* **Request**
The records that follow are to be repeated exactly, with the pictures removed.

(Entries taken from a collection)
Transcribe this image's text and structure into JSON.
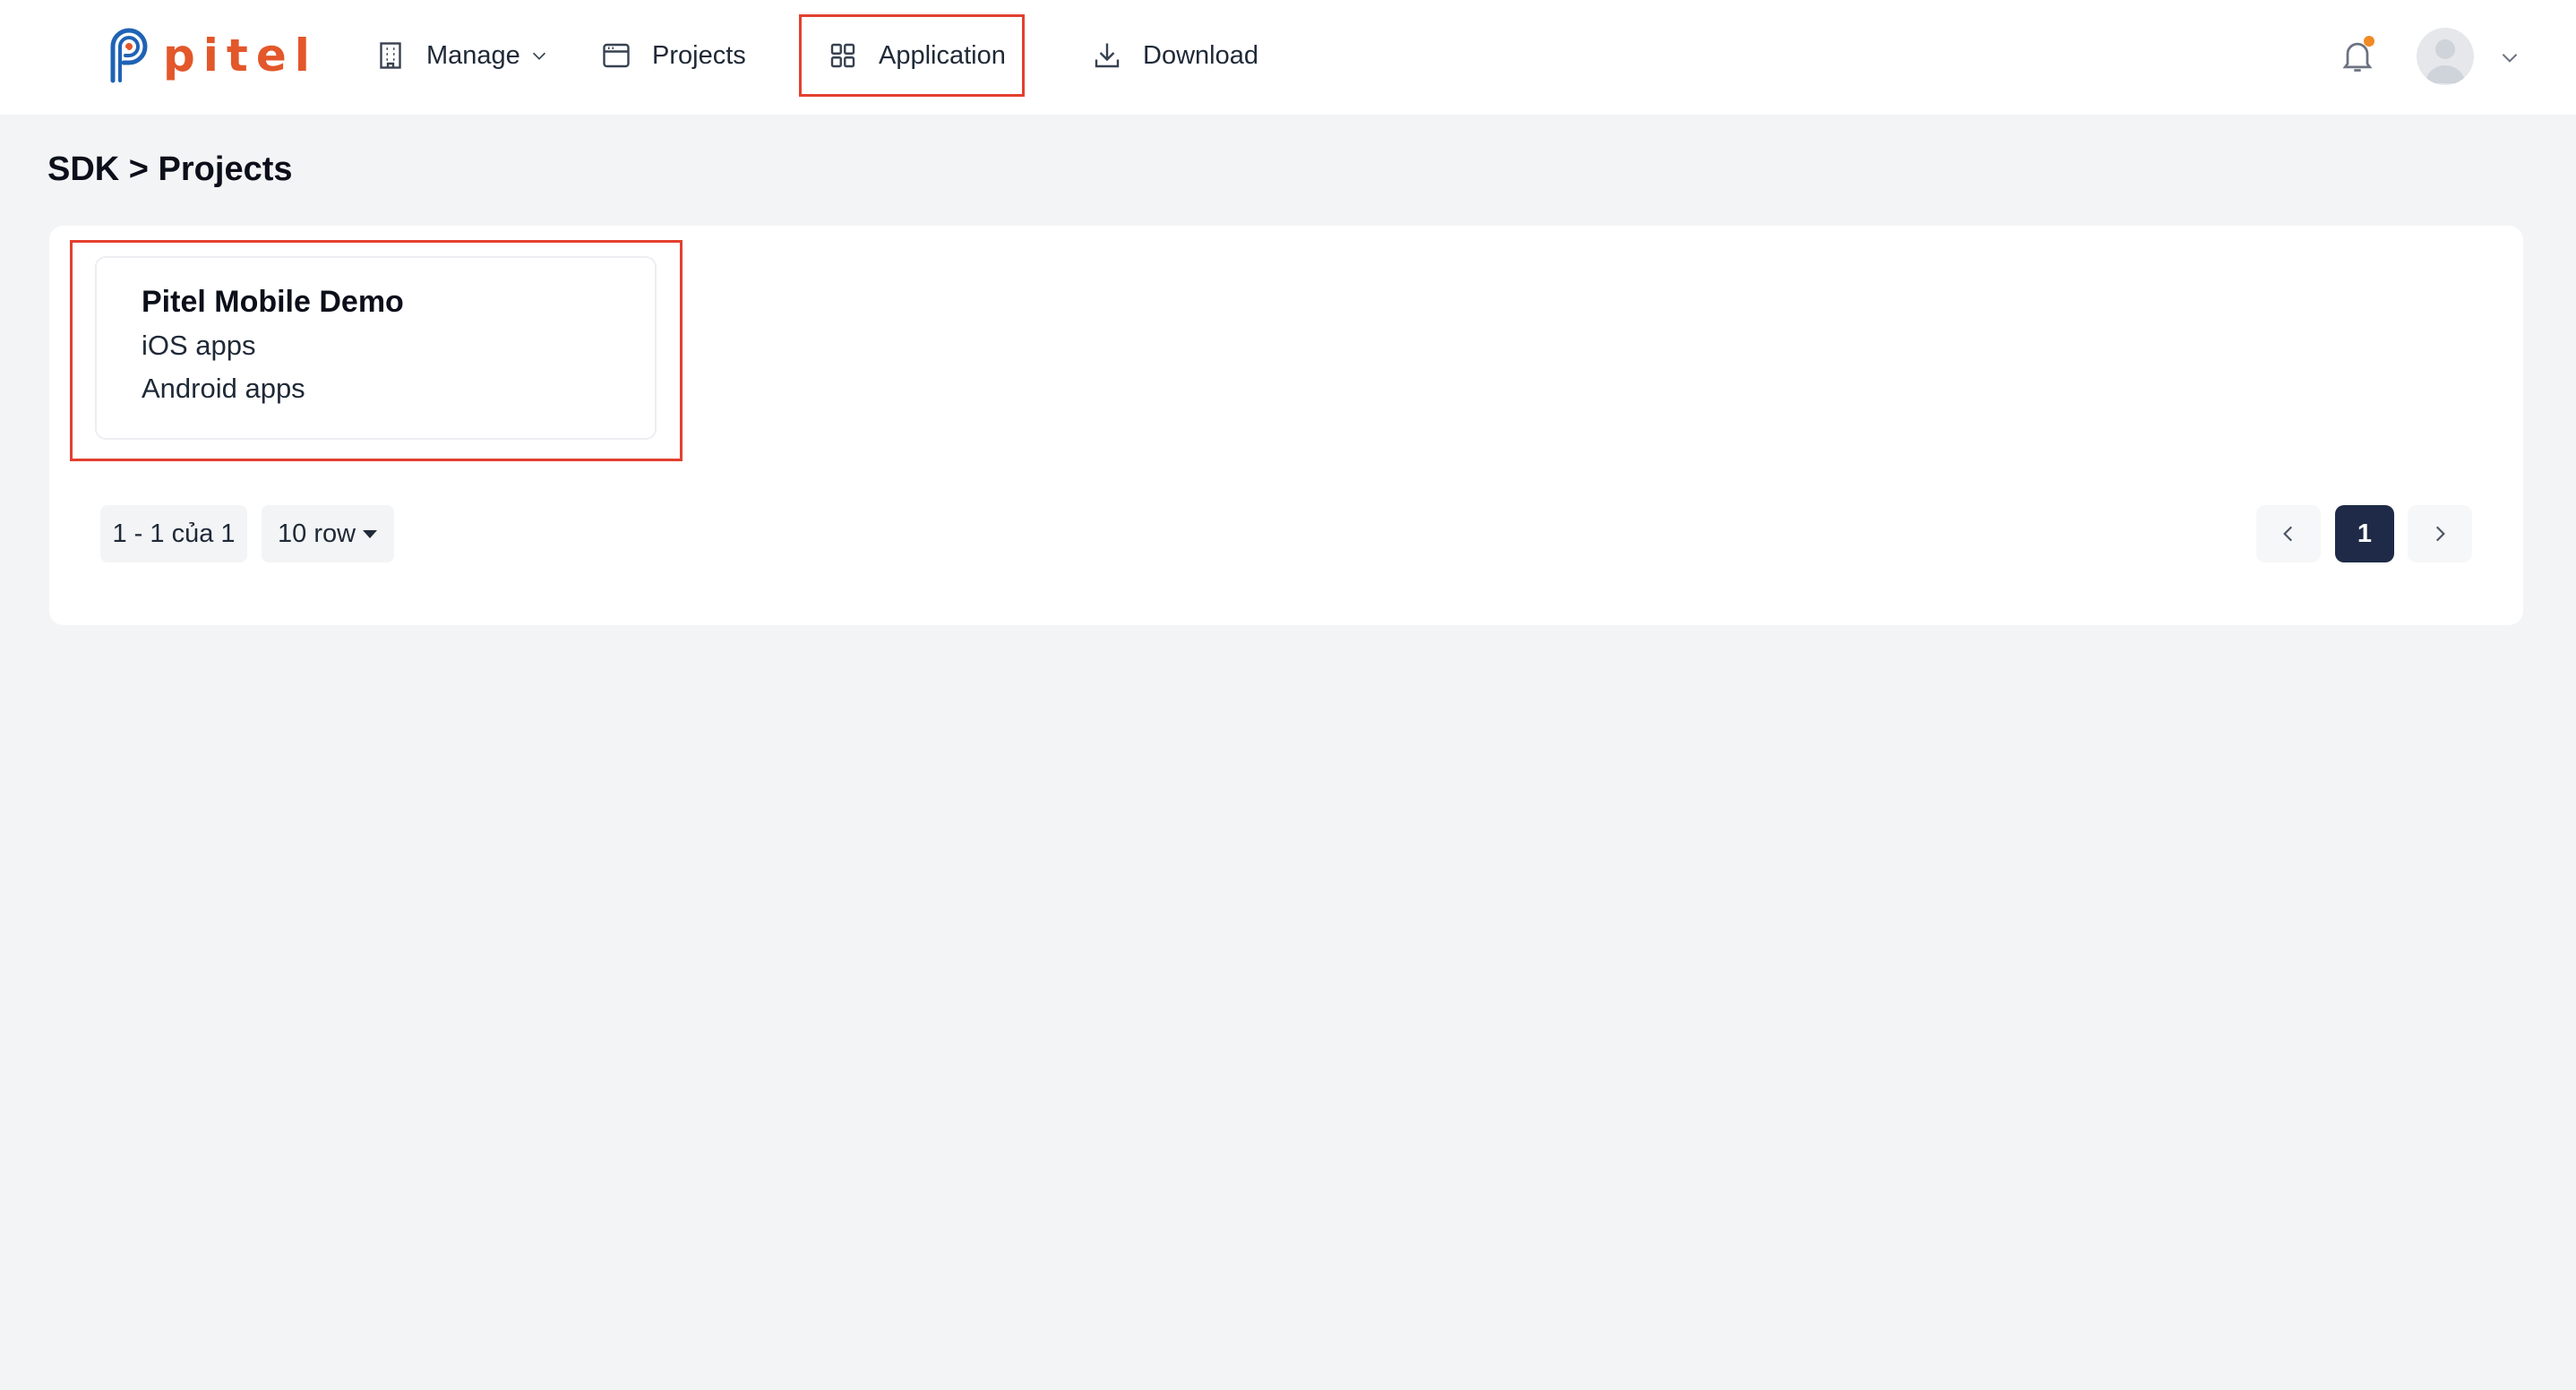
{
  "header": {
    "logo_text": "pitel",
    "nav": {
      "manage": "Manage",
      "projects": "Projects",
      "application": "Application",
      "download": "Download"
    }
  },
  "page": {
    "title": "SDK > Projects"
  },
  "projects": [
    {
      "name": "Pitel Mobile Demo",
      "lines": [
        "iOS apps",
        "Android apps"
      ]
    }
  ],
  "pagination": {
    "range": "1 - 1 của 1",
    "rows_per_page": "10 row",
    "current_page": "1"
  },
  "colors": {
    "brand_orange": "#e3572b",
    "brand_blue": "#1f63b5",
    "highlight_red": "#e3402f",
    "active_page": "#1e2a47",
    "notification_dot": "#f08a24"
  },
  "icons": {
    "manage": "building-icon",
    "projects": "browser-window-icon",
    "application": "grid-icon",
    "download": "download-icon"
  }
}
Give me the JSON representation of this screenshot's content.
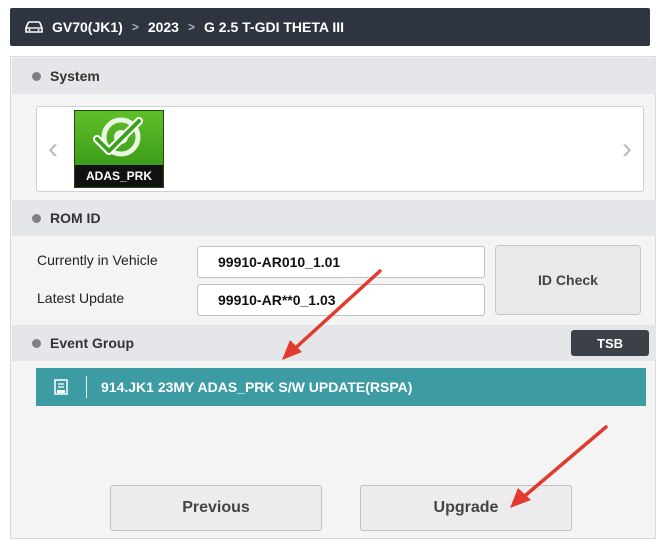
{
  "breadcrumb": {
    "icon": "car-icon",
    "model": "GV70(JK1)",
    "year": "2023",
    "engine": "G 2.5 T-GDI THETA III"
  },
  "system": {
    "title": "System",
    "tile_label": "ADAS_PRK",
    "tile_icon": "adas-check-icon"
  },
  "rom": {
    "title": "ROM ID",
    "current_label": "Currently in Vehicle",
    "current_value": "99910-AR010_1.01",
    "latest_label": "Latest Update",
    "latest_value": "99910-AR**0_1.03",
    "check_button": "ID Check"
  },
  "event_group": {
    "title": "Event Group",
    "tsb_button": "TSB",
    "item_text": "914.JK1 23MY ADAS_PRK S/W UPDATE(RSPA)",
    "item_icon": "document-icon"
  },
  "footer": {
    "previous_button": "Previous",
    "upgrade_button": "Upgrade"
  },
  "colors": {
    "header_bg": "#2f3540",
    "event_row_bg": "#3c9ba3",
    "annotation_arrow": "#e03b2e"
  }
}
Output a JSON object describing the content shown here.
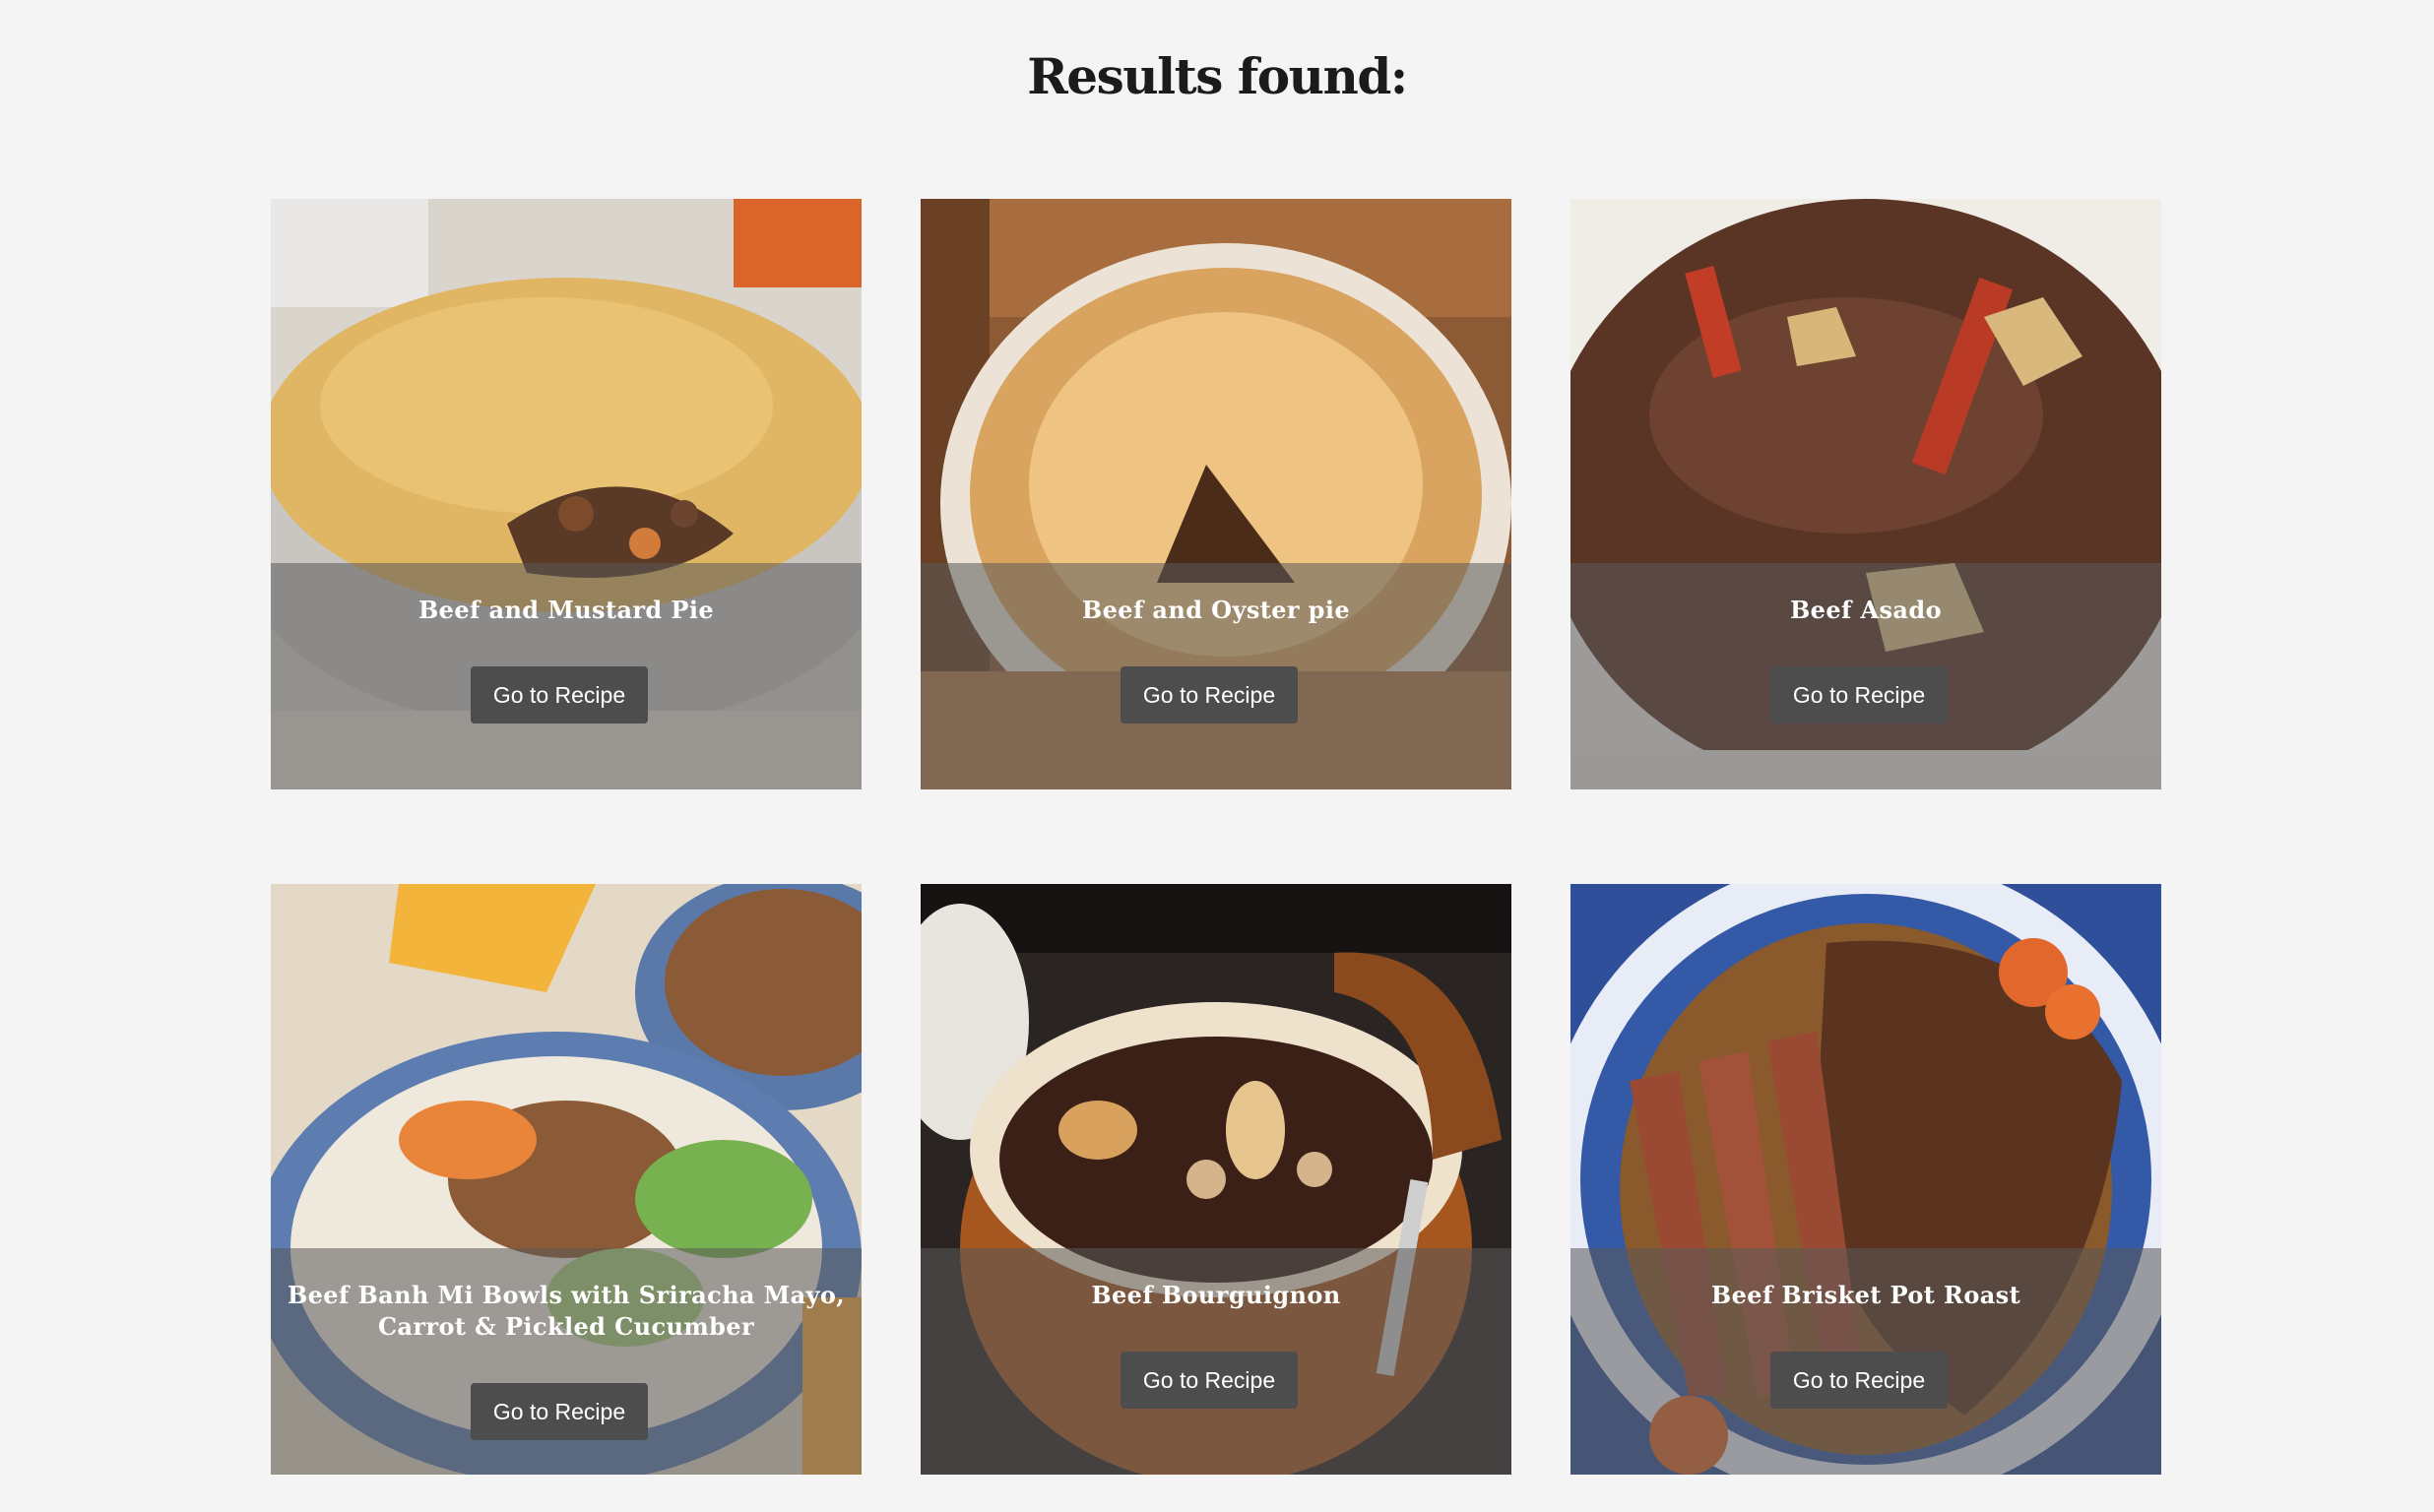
{
  "page": {
    "title": "Results found:"
  },
  "recipes": [
    {
      "title": "Beef and Mustard Pie",
      "button": "Go to Recipe",
      "image": "beef-and-mustard-pie-photo"
    },
    {
      "title": "Beef and Oyster pie",
      "button": "Go to Recipe",
      "image": "beef-and-oyster-pie-photo"
    },
    {
      "title": "Beef Asado",
      "button": "Go to Recipe",
      "image": "beef-asado-photo"
    },
    {
      "title": "Beef Banh Mi Bowls with Sriracha Mayo, Carrot & Pickled Cucumber",
      "button": "Go to Recipe",
      "image": "beef-banh-mi-bowls-photo"
    },
    {
      "title": "Beef Bourguignon",
      "button": "Go to Recipe",
      "image": "beef-bourguignon-photo"
    },
    {
      "title": "Beef Brisket Pot Roast",
      "button": "Go to Recipe",
      "image": "beef-brisket-pot-roast-photo"
    }
  ]
}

* **Expected answer**
Transcribe this image's text and structure into JSON.
{
  "header": {
    "logo_text": "pitel",
    "nav": {
      "manage": "Manage",
      "projects": "Projects",
      "application": "Application",
      "download": "Download"
    }
  },
  "page": {
    "title": "SDK > Projects"
  },
  "projects": [
    {
      "name": "Pitel Mobile Demo",
      "lines": [
        "iOS apps",
        "Android apps"
      ]
    }
  ],
  "pagination": {
    "range": "1 - 1 của 1",
    "rows_per_page": "10 row",
    "current_page": "1"
  },
  "colors": {
    "brand_orange": "#e3572b",
    "brand_blue": "#1f63b5",
    "highlight_red": "#e3402f",
    "active_page": "#1e2a47",
    "notification_dot": "#f08a24"
  },
  "icons": {
    "manage": "building-icon",
    "projects": "browser-window-icon",
    "application": "grid-icon",
    "download": "download-icon"
  }
}
Give me the JSON representation of this screenshot's content.
{
  "breadcrumb": {
    "icon": "car-icon",
    "model": "GV70(JK1)",
    "year": "2023",
    "engine": "G 2.5 T-GDI THETA III"
  },
  "system": {
    "title": "System",
    "tile_label": "ADAS_PRK",
    "tile_icon": "adas-check-icon"
  },
  "rom": {
    "title": "ROM ID",
    "current_label": "Currently in Vehicle",
    "current_value": "99910-AR010_1.01",
    "latest_label": "Latest Update",
    "latest_value": "99910-AR**0_1.03",
    "check_button": "ID Check"
  },
  "event_group": {
    "title": "Event Group",
    "tsb_button": "TSB",
    "item_text": "914.JK1 23MY ADAS_PRK S/W UPDATE(RSPA)",
    "item_icon": "document-icon"
  },
  "footer": {
    "previous_button": "Previous",
    "upgrade_button": "Upgrade"
  },
  "colors": {
    "header_bg": "#2f3540",
    "event_row_bg": "#3c9ba3",
    "annotation_arrow": "#e03b2e"
  }
}
Output a JSON object describing the content shown here.
{
  "page": {
    "title": "Results found:"
  },
  "recipes": [
    {
      "title": "Beef and Mustard Pie",
      "button": "Go to Recipe",
      "image": "beef-and-mustard-pie-photo"
    },
    {
      "title": "Beef and Oyster pie",
      "button": "Go to Recipe",
      "image": "beef-and-oyster-pie-photo"
    },
    {
      "title": "Beef Asado",
      "button": "Go to Recipe",
      "image": "beef-asado-photo"
    },
    {
      "title": "Beef Banh Mi Bowls with Sriracha Mayo, Carrot & Pickled Cucumber",
      "button": "Go to Recipe",
      "image": "beef-banh-mi-bowls-photo"
    },
    {
      "title": "Beef Bourguignon",
      "button": "Go to Recipe",
      "image": "beef-bourguignon-photo"
    },
    {
      "title": "Beef Brisket Pot Roast",
      "button": "Go to Recipe",
      "image": "beef-brisket-pot-roast-photo"
    }
  ]
}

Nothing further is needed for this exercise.